Written instruction:
Copy every line from the material below that holds "text".

Data for this exercise:
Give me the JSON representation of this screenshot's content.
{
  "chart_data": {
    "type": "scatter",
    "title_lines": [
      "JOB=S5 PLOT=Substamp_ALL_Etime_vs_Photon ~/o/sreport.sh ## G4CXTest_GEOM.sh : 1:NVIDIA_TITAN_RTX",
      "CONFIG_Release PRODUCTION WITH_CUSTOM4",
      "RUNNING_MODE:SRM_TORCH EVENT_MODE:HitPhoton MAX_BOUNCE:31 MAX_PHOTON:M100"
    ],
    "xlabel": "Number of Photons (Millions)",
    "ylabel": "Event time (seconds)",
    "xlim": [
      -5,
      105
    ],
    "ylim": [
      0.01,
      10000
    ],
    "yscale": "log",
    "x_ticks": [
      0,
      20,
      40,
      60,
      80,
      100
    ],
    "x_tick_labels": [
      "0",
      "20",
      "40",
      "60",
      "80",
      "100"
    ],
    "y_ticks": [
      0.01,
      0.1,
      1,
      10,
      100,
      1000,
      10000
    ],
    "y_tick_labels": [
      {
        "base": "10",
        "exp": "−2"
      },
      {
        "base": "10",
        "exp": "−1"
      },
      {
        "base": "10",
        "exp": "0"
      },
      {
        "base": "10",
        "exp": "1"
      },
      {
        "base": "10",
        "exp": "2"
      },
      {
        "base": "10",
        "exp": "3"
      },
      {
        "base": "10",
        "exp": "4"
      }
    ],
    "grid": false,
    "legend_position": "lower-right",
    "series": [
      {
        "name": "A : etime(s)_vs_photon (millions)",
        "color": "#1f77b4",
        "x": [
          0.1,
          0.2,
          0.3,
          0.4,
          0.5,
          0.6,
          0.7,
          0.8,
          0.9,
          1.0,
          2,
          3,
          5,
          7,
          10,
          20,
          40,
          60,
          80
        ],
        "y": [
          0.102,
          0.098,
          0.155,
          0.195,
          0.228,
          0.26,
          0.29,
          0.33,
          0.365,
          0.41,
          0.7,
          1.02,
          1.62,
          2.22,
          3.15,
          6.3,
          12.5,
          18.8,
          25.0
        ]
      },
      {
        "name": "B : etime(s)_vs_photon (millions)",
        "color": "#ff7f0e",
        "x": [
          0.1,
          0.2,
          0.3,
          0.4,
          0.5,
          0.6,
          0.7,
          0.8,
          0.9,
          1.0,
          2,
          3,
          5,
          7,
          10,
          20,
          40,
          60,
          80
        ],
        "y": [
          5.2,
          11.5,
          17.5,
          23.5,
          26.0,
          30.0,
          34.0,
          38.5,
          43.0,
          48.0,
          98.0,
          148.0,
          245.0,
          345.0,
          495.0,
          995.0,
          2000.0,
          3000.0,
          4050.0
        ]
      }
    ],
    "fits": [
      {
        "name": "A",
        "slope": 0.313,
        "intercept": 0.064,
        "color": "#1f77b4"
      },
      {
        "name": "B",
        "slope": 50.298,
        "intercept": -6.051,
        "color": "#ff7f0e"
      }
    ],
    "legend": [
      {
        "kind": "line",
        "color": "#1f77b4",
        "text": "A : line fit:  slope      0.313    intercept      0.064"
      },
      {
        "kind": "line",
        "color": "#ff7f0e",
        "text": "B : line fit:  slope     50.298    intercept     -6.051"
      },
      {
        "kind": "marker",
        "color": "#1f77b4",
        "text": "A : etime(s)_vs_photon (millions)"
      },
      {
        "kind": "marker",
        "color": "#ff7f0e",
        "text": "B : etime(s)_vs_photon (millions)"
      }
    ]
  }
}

Expected answer:
        "text": "A : line fit:  slope      0.313    intercept      0.064"
        "text": "B : line fit:  slope     50.298    intercept     -6.051"
        "text": "A : etime(s)_vs_photon (millions)"
        "text": "B : etime(s)_vs_photon (millions)"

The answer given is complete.